- **Input records**:
..........

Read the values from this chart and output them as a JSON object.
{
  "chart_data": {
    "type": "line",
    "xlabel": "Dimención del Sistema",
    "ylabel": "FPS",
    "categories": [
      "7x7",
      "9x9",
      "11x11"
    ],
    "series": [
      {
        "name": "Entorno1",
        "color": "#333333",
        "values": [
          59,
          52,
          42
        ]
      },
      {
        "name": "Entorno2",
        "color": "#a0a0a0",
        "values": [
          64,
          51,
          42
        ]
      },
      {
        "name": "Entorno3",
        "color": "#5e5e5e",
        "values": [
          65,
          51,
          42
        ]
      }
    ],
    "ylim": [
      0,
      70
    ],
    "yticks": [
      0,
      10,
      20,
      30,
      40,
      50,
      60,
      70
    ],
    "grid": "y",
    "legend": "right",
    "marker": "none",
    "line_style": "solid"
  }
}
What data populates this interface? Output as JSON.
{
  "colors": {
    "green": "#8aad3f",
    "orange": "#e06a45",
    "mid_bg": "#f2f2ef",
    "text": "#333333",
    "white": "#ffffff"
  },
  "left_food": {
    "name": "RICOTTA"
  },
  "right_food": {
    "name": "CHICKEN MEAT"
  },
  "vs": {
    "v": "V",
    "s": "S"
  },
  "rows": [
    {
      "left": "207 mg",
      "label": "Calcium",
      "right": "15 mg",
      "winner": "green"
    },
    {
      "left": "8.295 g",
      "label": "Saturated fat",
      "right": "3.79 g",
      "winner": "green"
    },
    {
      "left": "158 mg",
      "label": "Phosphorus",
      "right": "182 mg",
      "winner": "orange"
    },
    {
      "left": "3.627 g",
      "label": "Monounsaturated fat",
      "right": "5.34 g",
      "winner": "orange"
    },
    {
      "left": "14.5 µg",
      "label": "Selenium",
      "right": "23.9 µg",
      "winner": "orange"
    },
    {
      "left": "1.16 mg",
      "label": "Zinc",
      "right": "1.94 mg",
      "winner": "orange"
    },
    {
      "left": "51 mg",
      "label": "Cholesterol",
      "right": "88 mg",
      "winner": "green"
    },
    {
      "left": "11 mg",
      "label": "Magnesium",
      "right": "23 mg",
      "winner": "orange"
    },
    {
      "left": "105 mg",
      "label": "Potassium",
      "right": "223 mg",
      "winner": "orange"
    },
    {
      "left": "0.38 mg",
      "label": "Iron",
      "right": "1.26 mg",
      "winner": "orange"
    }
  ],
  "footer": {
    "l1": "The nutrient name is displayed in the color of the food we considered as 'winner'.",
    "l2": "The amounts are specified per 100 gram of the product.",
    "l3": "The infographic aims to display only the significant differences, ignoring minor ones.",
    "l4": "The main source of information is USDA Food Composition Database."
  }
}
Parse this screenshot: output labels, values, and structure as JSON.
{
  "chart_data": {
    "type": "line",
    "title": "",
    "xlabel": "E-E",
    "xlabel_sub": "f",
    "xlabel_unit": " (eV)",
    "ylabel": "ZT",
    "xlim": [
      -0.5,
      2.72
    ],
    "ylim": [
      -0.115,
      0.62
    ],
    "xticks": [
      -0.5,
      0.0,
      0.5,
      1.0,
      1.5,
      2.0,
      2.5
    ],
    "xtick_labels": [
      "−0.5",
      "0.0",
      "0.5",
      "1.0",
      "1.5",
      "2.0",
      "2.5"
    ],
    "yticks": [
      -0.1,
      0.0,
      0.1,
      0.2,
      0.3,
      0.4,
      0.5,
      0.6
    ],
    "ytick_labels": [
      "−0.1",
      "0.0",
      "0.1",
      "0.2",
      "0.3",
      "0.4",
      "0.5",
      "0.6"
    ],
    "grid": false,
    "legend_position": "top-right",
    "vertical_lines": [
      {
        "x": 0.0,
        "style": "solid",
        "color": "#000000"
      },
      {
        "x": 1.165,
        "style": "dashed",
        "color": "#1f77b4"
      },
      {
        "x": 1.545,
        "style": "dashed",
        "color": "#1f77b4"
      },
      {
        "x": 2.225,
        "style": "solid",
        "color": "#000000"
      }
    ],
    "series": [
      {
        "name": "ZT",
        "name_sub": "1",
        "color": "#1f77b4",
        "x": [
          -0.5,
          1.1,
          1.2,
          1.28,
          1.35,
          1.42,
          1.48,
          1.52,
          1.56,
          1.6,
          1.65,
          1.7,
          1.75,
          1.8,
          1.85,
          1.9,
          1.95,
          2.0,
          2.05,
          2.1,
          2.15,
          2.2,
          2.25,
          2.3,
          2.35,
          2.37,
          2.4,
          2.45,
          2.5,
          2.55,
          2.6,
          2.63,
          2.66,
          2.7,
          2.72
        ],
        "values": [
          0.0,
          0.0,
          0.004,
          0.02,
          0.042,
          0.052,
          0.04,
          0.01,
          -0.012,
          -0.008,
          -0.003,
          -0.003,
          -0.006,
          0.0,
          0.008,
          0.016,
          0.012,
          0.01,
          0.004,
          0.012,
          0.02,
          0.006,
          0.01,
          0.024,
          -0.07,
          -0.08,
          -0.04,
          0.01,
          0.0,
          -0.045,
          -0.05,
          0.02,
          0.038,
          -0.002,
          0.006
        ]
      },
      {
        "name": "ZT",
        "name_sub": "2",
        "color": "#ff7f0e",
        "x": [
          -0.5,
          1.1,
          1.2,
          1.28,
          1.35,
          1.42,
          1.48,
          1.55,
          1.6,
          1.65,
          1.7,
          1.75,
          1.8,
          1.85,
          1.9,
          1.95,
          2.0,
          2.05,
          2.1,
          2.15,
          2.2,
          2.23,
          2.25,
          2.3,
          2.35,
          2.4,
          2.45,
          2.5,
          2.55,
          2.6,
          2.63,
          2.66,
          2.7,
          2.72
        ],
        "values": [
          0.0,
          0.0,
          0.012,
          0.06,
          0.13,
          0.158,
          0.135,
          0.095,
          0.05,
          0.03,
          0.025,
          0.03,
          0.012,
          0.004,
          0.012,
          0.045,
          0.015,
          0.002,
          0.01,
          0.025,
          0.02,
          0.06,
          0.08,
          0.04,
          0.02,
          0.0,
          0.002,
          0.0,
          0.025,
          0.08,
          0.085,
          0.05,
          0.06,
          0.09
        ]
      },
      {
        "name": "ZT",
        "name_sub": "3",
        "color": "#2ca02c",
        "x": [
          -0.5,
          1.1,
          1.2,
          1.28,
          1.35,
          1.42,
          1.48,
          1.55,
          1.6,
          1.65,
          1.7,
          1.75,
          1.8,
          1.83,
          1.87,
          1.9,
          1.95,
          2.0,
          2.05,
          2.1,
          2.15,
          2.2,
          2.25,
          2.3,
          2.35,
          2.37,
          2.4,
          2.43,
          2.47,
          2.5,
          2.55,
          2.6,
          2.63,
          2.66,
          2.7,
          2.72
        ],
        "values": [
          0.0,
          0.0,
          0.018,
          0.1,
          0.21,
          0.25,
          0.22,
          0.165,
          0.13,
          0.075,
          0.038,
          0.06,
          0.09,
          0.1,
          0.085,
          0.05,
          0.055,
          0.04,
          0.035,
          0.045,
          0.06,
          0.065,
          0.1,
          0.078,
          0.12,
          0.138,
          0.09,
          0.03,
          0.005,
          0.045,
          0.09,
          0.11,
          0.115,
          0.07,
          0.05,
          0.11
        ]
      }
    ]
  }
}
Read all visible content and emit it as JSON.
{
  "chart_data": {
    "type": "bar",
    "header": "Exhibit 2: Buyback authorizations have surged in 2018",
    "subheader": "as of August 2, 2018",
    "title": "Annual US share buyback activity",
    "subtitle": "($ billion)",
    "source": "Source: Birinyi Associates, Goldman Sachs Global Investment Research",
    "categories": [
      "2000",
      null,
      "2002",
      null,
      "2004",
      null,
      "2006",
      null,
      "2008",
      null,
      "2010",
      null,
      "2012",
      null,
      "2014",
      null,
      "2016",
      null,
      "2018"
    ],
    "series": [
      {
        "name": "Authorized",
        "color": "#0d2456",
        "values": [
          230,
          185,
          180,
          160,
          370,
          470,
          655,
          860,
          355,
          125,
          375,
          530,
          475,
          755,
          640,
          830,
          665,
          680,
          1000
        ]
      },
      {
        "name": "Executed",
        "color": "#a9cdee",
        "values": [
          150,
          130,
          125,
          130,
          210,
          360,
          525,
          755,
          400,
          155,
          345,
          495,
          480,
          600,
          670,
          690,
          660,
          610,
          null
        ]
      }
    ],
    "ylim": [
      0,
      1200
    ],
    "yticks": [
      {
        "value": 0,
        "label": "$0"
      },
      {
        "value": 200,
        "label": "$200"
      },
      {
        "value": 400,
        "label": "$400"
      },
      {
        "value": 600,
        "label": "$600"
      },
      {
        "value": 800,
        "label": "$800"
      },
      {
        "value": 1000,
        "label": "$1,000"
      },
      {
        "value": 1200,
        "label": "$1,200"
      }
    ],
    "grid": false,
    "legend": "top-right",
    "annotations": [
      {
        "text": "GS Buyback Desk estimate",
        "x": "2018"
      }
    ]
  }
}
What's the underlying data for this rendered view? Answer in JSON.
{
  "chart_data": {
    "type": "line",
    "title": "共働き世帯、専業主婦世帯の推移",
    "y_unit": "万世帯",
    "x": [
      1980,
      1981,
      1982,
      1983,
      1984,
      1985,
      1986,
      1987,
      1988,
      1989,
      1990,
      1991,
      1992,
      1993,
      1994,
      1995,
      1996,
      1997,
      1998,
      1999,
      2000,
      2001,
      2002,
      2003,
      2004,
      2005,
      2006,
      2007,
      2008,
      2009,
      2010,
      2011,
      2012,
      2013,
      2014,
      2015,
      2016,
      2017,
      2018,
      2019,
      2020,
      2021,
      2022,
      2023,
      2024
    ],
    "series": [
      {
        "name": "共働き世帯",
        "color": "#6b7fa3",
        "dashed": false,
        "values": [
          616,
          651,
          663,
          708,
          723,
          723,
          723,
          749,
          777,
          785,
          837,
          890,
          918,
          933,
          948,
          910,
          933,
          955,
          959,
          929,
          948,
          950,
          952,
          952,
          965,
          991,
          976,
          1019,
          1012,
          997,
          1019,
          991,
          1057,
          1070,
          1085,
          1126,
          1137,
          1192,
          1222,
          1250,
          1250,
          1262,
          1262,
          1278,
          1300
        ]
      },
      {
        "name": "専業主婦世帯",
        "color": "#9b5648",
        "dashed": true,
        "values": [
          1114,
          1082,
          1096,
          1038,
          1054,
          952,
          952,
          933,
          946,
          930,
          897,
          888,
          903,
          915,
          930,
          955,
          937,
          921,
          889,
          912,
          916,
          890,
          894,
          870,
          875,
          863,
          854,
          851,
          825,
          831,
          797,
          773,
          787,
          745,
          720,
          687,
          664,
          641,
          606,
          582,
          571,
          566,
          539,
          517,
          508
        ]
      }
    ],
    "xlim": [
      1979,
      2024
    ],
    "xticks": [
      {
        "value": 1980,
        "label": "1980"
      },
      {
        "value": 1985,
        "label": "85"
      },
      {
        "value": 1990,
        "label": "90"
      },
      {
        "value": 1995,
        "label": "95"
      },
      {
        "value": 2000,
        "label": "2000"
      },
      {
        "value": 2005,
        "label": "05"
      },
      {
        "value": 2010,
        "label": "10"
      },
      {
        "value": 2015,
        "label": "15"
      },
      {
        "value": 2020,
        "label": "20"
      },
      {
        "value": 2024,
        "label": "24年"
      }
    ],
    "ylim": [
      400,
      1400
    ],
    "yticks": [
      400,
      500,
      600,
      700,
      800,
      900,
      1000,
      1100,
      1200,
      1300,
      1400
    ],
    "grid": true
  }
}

..........

- **What you should do**: Copy the lines from the entries above in which the word "dashed" appears.

- **Worked solution**:
        "style": "dashed",
        "style": "dashed",
        "dashed": false,
        "dashed": true,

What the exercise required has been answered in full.